### Exercise prompt
Pull every "this" line out of the data below.

# start of Task input

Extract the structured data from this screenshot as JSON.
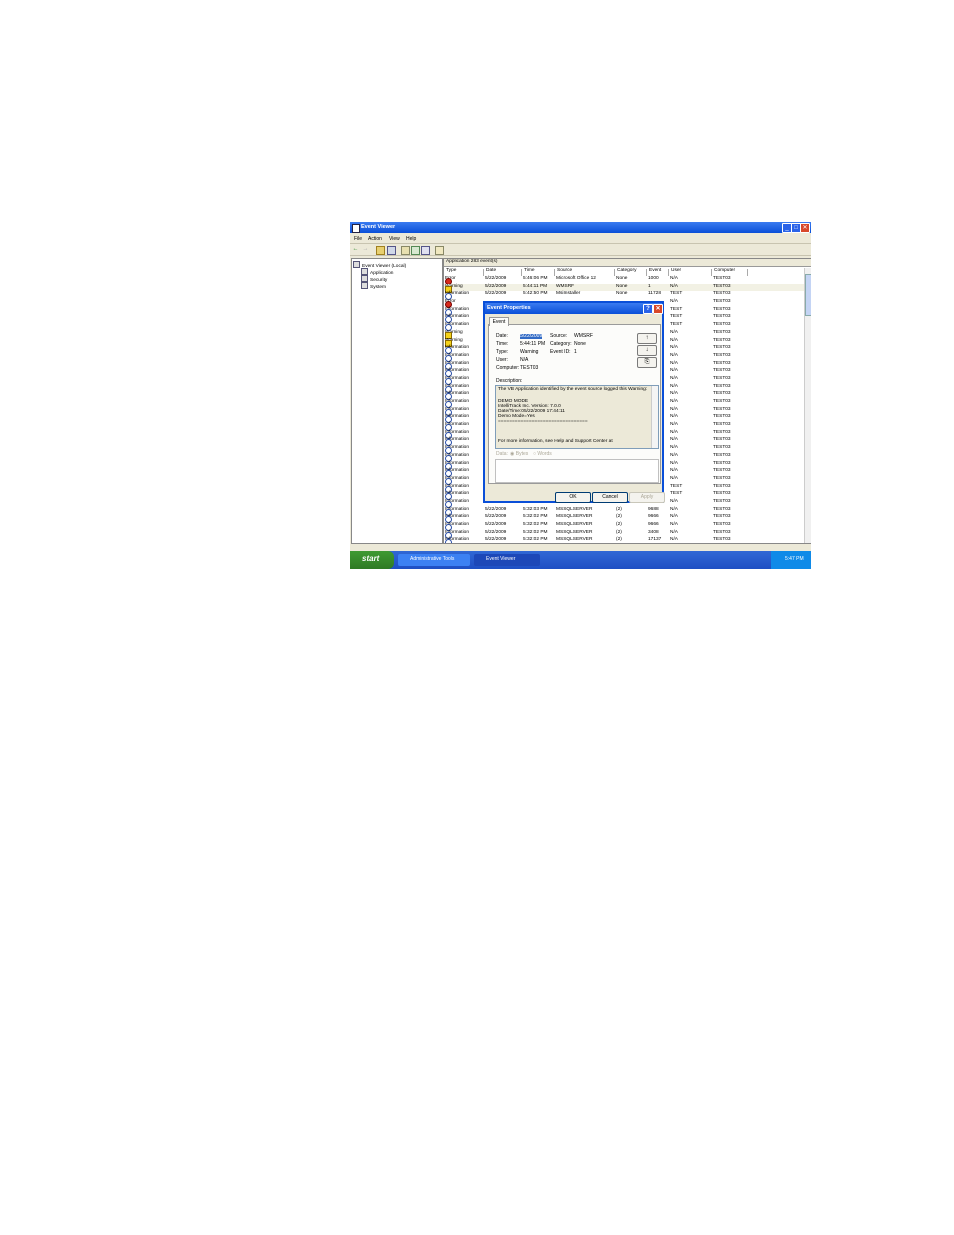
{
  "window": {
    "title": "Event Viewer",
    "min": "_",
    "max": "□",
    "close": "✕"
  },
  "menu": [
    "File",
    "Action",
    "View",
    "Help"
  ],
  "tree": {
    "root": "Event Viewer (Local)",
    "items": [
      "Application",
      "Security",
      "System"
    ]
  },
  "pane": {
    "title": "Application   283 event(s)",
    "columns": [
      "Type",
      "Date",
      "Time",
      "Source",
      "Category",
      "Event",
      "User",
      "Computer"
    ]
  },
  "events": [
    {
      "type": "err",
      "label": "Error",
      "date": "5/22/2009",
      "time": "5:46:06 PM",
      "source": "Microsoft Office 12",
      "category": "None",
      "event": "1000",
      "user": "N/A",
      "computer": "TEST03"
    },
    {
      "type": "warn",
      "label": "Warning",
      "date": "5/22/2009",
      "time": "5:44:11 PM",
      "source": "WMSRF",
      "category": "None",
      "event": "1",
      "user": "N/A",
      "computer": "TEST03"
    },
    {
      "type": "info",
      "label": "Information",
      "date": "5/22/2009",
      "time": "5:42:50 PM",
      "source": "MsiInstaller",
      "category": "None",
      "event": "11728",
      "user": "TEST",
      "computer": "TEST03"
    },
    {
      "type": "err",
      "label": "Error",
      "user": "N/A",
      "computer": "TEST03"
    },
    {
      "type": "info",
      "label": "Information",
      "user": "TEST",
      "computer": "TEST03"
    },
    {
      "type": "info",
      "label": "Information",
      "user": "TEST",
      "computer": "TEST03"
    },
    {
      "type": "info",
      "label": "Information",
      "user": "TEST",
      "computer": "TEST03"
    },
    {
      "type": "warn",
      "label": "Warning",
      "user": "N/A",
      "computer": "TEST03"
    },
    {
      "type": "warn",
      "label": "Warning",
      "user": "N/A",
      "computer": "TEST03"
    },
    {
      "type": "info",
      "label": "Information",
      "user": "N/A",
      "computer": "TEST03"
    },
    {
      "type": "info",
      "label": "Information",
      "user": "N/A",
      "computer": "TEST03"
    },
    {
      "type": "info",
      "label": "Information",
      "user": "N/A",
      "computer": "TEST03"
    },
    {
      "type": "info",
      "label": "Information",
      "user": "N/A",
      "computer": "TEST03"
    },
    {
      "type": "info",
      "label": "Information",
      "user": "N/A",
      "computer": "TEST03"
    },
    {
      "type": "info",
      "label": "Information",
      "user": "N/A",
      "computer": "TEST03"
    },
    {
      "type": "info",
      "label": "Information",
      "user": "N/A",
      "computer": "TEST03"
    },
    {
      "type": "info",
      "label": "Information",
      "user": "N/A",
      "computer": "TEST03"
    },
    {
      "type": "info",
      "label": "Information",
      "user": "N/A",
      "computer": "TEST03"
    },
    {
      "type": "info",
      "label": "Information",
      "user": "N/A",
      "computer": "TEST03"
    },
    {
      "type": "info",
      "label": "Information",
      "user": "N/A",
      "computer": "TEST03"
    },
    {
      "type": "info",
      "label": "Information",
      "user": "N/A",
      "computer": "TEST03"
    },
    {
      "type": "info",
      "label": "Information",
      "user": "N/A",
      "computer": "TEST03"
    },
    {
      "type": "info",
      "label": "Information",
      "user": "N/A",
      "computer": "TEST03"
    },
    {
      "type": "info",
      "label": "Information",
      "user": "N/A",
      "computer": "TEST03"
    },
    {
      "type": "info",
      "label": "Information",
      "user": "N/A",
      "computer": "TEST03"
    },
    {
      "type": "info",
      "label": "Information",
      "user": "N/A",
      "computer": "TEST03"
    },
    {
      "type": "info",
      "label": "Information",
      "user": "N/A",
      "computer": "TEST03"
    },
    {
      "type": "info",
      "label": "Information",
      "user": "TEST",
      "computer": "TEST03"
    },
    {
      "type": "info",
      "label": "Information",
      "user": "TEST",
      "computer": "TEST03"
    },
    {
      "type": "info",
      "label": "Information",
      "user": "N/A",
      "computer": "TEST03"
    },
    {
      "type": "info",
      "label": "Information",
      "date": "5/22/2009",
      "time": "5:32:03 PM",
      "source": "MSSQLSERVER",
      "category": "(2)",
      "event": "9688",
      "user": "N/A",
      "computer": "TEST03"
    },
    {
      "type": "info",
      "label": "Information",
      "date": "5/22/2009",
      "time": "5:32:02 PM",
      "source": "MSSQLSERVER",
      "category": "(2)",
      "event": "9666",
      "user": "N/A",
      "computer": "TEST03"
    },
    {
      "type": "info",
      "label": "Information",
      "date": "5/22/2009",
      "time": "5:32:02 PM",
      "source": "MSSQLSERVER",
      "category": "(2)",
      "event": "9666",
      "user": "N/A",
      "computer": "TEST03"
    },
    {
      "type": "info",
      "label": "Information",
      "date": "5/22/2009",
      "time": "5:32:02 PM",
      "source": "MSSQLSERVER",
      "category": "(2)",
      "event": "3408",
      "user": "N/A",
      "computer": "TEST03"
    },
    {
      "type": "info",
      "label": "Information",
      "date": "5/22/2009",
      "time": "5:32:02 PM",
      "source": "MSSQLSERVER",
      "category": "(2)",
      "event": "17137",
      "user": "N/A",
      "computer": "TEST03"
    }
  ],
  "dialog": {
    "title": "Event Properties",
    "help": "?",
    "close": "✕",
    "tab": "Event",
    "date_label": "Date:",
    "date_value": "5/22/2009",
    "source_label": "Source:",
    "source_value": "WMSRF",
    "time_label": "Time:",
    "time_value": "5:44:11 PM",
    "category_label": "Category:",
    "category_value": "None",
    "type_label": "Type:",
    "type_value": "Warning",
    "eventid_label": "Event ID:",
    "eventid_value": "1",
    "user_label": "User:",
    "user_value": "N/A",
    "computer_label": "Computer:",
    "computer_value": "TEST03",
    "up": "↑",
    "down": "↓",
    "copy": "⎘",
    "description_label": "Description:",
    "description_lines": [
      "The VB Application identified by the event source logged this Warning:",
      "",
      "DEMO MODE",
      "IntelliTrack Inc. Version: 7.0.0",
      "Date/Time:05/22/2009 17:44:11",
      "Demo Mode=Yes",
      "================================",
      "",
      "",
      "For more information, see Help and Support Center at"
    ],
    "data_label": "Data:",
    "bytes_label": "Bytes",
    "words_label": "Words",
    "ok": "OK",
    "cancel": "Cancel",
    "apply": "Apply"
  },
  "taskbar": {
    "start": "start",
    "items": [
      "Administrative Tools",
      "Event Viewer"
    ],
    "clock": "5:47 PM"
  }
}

# end of Task input
# start of Task input

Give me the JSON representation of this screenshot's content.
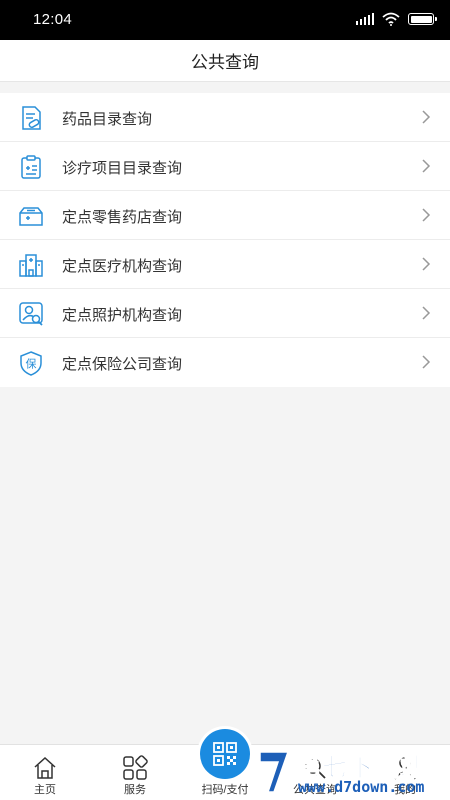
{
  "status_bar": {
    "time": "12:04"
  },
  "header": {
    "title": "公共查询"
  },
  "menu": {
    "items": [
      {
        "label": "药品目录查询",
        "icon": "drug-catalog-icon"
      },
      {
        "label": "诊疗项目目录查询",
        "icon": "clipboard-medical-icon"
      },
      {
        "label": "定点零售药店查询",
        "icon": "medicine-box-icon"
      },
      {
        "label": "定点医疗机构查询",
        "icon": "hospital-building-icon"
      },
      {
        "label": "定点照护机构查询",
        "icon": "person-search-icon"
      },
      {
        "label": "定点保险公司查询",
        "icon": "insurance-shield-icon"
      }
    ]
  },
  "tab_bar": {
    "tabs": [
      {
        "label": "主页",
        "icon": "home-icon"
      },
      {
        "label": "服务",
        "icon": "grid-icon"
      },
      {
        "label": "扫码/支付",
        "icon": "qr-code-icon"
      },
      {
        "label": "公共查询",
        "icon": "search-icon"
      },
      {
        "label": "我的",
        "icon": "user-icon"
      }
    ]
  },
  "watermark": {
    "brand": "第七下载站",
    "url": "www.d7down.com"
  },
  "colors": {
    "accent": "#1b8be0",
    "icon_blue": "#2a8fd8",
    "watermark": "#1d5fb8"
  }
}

# end of Task input

### Written answer
Extract the structured data from this screenshot as JSON.
      "The VB Application identified by the event source logged this Warning:",
Give me the JSON representation of this screenshot's content.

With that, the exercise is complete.